**WHAT IS EXPECTED:**
Quote the data below in full, please, without altering anything.

(Collection entries)
↓

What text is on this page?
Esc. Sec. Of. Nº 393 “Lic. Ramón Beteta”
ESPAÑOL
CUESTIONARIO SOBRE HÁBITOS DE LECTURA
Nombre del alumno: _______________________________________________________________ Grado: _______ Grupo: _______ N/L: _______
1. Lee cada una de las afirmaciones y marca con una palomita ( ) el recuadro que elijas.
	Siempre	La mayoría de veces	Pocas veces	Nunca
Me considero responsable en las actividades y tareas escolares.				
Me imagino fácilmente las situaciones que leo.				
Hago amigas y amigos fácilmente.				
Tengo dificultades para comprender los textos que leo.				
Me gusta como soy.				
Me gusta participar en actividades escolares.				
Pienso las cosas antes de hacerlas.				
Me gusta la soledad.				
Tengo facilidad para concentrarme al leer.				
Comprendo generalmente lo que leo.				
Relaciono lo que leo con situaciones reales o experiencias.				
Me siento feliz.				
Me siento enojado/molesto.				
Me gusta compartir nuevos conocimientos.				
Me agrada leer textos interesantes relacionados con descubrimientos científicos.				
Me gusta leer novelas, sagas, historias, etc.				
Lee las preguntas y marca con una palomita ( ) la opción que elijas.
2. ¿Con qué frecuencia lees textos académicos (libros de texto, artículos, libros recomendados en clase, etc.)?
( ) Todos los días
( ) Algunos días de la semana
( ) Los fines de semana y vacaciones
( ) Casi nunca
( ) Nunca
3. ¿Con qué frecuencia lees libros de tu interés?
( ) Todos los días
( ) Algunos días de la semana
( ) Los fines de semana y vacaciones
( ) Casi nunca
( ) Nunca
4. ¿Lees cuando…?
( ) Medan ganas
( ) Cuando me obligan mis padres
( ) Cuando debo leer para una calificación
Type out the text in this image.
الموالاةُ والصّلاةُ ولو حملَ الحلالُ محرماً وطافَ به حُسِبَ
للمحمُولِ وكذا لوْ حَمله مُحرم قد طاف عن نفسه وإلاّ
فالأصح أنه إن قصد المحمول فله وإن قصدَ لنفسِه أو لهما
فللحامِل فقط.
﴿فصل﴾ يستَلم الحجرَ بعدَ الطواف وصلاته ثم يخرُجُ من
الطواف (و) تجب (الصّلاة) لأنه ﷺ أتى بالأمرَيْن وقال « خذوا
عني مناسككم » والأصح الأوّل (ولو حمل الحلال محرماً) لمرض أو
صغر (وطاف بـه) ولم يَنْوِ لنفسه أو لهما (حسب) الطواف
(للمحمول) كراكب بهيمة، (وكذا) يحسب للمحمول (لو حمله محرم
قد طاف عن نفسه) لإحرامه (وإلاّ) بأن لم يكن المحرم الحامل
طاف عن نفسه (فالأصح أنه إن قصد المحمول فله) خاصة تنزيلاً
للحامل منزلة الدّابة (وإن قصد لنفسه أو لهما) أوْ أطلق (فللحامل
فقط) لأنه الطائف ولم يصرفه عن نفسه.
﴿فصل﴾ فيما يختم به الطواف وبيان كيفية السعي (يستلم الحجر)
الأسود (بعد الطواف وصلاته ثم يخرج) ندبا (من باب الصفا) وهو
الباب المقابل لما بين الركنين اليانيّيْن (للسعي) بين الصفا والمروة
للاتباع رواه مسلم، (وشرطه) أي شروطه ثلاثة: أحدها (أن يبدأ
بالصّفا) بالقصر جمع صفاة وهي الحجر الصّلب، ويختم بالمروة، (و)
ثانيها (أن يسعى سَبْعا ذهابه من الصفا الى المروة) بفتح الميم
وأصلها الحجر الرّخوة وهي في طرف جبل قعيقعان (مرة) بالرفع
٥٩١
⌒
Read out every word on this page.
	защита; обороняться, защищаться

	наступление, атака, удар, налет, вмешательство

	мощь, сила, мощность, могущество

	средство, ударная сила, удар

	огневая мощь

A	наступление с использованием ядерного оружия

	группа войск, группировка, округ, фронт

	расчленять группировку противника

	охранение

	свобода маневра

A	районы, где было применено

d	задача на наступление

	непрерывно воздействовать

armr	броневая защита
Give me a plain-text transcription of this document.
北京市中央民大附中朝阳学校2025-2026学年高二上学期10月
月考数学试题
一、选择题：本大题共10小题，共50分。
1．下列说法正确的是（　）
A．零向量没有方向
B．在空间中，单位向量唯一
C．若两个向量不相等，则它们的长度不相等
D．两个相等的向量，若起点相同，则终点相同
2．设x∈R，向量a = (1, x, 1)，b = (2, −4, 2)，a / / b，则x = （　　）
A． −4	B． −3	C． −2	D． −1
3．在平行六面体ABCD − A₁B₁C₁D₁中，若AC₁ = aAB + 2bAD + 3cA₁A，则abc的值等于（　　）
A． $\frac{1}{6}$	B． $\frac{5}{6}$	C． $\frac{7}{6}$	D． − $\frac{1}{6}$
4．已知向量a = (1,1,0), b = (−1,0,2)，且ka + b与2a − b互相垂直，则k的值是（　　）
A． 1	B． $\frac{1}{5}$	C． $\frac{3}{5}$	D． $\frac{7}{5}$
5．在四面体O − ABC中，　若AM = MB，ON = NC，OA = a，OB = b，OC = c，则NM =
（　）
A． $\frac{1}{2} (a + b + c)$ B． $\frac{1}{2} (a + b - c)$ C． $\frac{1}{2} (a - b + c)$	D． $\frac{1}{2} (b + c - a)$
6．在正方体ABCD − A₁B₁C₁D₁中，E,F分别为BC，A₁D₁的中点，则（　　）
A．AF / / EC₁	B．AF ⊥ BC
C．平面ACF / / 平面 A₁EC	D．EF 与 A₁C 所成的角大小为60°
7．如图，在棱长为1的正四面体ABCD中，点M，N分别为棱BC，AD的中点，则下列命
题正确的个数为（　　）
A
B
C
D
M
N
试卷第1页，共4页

↑

**THE OUTPUT:**
What text is on this page?
Esc. Sec. Of. Nº 393 “Lic. Ramón Beteta”
ESPAÑOL
CUESTIONARIO SOBRE HÁBITOS DE LECTURA
Nombre del alumno: _______________________________________________________________ Grado: _______ Grupo: _______ N/L: _______
1. Lee cada una de las afirmaciones y marca con una palomita ( ) el recuadro que elijas.
	Siempre	La mayoría de veces	Pocas veces	Nunca
Me considero responsable en las actividades y tareas escolares.				
Me imagino fácilmente las situaciones que leo.				
Hago amigas y amigos fácilmente.				
Tengo dificultades para comprender los textos que leo.				
Me gusta como soy.				
Me gusta participar en actividades escolares.				
Pienso las cosas antes de hacerlas.				
Me gusta la soledad.				
Tengo facilidad para concentrarme al leer.				
Comprendo generalmente lo que leo.				
Relaciono lo que leo con situaciones reales o experiencias.				
Me siento feliz.				
Me siento enojado/molesto.				
Me gusta compartir nuevos conocimientos.				
Me agrada leer textos interesantes relacionados con descubrimientos científicos.				
Me gusta leer novelas, sagas, historias, etc.				
Lee las preguntas y marca con una palomita ( ) la opción que elijas.
2. ¿Con qué frecuencia lees textos académicos (libros de texto, artículos, libros recomendados en clase, etc.)?
( ) Todos los días
( ) Algunos días de la semana
( ) Los fines de semana y vacaciones
( ) Casi nunca
( ) Nunca
3. ¿Con qué frecuencia lees libros de tu interés?
( ) Todos los días
( ) Algunos días de la semana
( ) Los fines de semana y vacaciones
( ) Casi nunca
( ) Nunca
4. ¿Lees cuando…?
( ) Medan ganas
( ) Cuando me obligan mis padres
( ) Cuando debo leer para una calificación
Type out the text in this image.
الموالاةُ والصّلاةُ ولو حملَ الحلالُ محرماً وطافَ به حُسِبَ
للمحمُولِ وكذا لوْ حَمله مُحرم قد طاف عن نفسه وإلاّ
فالأصح أنه إن قصد المحمول فله وإن قصدَ لنفسِه أو لهما
فللحامِل فقط.
﴿فصل﴾ يستَلم الحجرَ بعدَ الطواف وصلاته ثم يخرُجُ من
الطواف (و) تجب (الصّلاة) لأنه ﷺ أتى بالأمرَيْن وقال « خذوا
عني مناسككم » والأصح الأوّل (ولو حمل الحلال محرماً) لمرض أو
صغر (وطاف بـه) ولم يَنْوِ لنفسه أو لهما (حسب) الطواف
(للمحمول) كراكب بهيمة، (وكذا) يحسب للمحمول (لو حمله محرم
قد طاف عن نفسه) لإحرامه (وإلاّ) بأن لم يكن المحرم الحامل
طاف عن نفسه (فالأصح أنه إن قصد المحمول فله) خاصة تنزيلاً
للحامل منزلة الدّابة (وإن قصد لنفسه أو لهما) أوْ أطلق (فللحامل
فقط) لأنه الطائف ولم يصرفه عن نفسه.
﴿فصل﴾ فيما يختم به الطواف وبيان كيفية السعي (يستلم الحجر)
الأسود (بعد الطواف وصلاته ثم يخرج) ندبا (من باب الصفا) وهو
الباب المقابل لما بين الركنين اليانيّيْن (للسعي) بين الصفا والمروة
للاتباع رواه مسلم، (وشرطه) أي شروطه ثلاثة: أحدها (أن يبدأ
بالصّفا) بالقصر جمع صفاة وهي الحجر الصّلب، ويختم بالمروة، (و)
ثانيها (أن يسعى سَبْعا ذهابه من الصفا الى المروة) بفتح الميم
وأصلها الحجر الرّخوة وهي في طرف جبل قعيقعان (مرة) بالرفع
٥٩١
⌒
Read out every word on this page.
	защита; обороняться, защищаться

	наступление, атака, удар, налет, вмешательство

	мощь, сила, мощность, могущество

	средство, ударная сила, удар

	огневая мощь

A	наступление с использованием ядерного оружия

	группа войск, группировка, округ, фронт

	расчленять группировку противника

	охранение

	свобода маневра

A	районы, где было применено

d	задача на наступление

	непрерывно воздействовать

armr	броневая защита
Give me a plain-text transcription of this document.
北京市中央民大附中朝阳学校2025-2026学年高二上学期10月
月考数学试题
一、选择题：本大题共10小题，共50分。
1．下列说法正确的是（　）
A．零向量没有方向
B．在空间中，单位向量唯一
C．若两个向量不相等，则它们的长度不相等
D．两个相等的向量，若起点相同，则终点相同
2．设x∈R，向量a = (1, x, 1)，b = (2, −4, 2)，a / / b，则x = （　　）
A． −4	B． −3	C． −2	D． −1
3．在平行六面体ABCD − A₁B₁C₁D₁中，若AC₁ = aAB + 2bAD + 3cA₁A，则abc的值等于（　　）
A． $\frac{1}{6}$	B． $\frac{5}{6}$	C． $\frac{7}{6}$	D． − $\frac{1}{6}$
4．已知向量a = (1,1,0), b = (−1,0,2)，且ka + b与2a − b互相垂直，则k的值是（　　）
A． 1	B． $\frac{1}{5}$	C． $\frac{3}{5}$	D． $\frac{7}{5}$
5．在四面体O − ABC中，　若AM = MB，ON = NC，OA = a，OB = b，OC = c，则NM =
（　）
A． $\frac{1}{2} (a + b + c)$ B． $\frac{1}{2} (a + b - c)$ C． $\frac{1}{2} (a - b + c)$	D． $\frac{1}{2} (b + c - a)$
6．在正方体ABCD − A₁B₁C₁D₁中，E,F分别为BC，A₁D₁的中点，则（　　）
A．AF / / EC₁	B．AF ⊥ BC
C．平面ACF / / 平面 A₁EC	D．EF 与 A₁C 所成的角大小为60°
7．如图，在棱长为1的正四面体ABCD中，点M，N分别为棱BC，AD的中点，则下列命
题正确的个数为（　　）
A
B
C
D
M
N
试卷第1页，共4页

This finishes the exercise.